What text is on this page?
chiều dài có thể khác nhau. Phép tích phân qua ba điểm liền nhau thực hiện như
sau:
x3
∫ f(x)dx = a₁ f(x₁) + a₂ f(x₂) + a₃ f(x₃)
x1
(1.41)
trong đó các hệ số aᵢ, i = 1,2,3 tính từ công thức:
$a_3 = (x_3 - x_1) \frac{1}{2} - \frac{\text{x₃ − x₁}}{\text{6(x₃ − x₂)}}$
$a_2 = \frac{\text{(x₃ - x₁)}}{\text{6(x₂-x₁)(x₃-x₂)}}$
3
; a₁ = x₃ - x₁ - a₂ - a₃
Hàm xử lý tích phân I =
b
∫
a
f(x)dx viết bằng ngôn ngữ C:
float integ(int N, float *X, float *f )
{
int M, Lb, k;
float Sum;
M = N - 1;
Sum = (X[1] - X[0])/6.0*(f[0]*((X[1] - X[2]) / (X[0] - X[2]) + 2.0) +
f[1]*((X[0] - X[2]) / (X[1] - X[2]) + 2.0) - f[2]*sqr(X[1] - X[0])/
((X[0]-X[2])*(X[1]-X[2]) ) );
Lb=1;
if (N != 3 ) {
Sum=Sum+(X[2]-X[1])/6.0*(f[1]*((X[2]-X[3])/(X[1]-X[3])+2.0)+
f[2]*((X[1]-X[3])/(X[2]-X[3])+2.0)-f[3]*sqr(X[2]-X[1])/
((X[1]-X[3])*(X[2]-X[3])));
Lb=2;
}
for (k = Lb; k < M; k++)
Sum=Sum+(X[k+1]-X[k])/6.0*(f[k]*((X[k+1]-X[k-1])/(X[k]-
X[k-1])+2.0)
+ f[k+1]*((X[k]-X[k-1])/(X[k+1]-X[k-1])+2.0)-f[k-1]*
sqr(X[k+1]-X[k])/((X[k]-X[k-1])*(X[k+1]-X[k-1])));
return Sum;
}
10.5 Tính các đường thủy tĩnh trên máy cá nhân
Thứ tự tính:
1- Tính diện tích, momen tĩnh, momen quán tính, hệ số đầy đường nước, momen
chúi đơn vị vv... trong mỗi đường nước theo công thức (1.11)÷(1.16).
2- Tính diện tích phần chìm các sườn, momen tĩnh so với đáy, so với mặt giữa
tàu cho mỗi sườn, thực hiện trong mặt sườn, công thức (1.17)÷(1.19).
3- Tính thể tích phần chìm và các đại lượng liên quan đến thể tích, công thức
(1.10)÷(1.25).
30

········

• [GIVEN EXERCISE]
Which lines include the word "phân"? Copy every one of them.

• [SOLVED PROBLEM]
chiều dài có thể khác nhau. Phép tích phân qua ba điểm liền nhau thực hiện như
Hàm xử lý tích phân I =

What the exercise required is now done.